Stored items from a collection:
-----

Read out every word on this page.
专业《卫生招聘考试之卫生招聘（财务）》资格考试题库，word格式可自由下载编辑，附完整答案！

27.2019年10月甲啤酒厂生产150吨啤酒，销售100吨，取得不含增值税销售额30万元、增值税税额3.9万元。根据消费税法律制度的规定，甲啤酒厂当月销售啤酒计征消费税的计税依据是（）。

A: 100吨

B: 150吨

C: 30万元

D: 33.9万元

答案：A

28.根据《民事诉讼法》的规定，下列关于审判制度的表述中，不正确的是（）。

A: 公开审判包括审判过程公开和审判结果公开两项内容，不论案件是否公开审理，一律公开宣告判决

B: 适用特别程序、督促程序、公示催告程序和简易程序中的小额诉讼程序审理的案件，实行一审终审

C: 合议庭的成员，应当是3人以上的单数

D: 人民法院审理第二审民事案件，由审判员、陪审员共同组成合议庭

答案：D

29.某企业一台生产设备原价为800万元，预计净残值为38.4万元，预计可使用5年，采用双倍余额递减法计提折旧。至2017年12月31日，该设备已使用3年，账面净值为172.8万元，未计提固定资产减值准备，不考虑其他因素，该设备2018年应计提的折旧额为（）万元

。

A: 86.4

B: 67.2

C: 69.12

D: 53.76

-----

§ Required work
Print every line of the records exactly. Omit nothing.

§ Written answer
Read out every word on this page.
专业《卫生招聘考试之卫生招聘（财务）》资格考试题库，word格式可自由下载编辑，附完整答案！

27.2019年10月甲啤酒厂生产150吨啤酒，销售100吨，取得不含增值税销售额30万元、增值税税额3.9万元。根据消费税法律制度的规定，甲啤酒厂当月销售啤酒计征消费税的计税依据是（）。

A: 100吨

B: 150吨

C: 30万元

D: 33.9万元

答案：A

28.根据《民事诉讼法》的规定，下列关于审判制度的表述中，不正确的是（）。

A: 公开审判包括审判过程公开和审判结果公开两项内容，不论案件是否公开审理，一律公开宣告判决

B: 适用特别程序、督促程序、公示催告程序和简易程序中的小额诉讼程序审理的案件，实行一审终审

C: 合议庭的成员，应当是3人以上的单数

D: 人民法院审理第二审民事案件，由审判员、陪审员共同组成合议庭

答案：D

29.某企业一台生产设备原价为800万元，预计净残值为38.4万元，预计可使用5年，采用双倍余额递减法计提折旧。至2017年12月31日，该设备已使用3年，账面净值为172.8万元，未计提固定资产减值准备，不考虑其他因素，该设备2018年应计提的折旧额为（）万元

。

A: 86.4

B: 67.2

C: 69.12

D: 53.76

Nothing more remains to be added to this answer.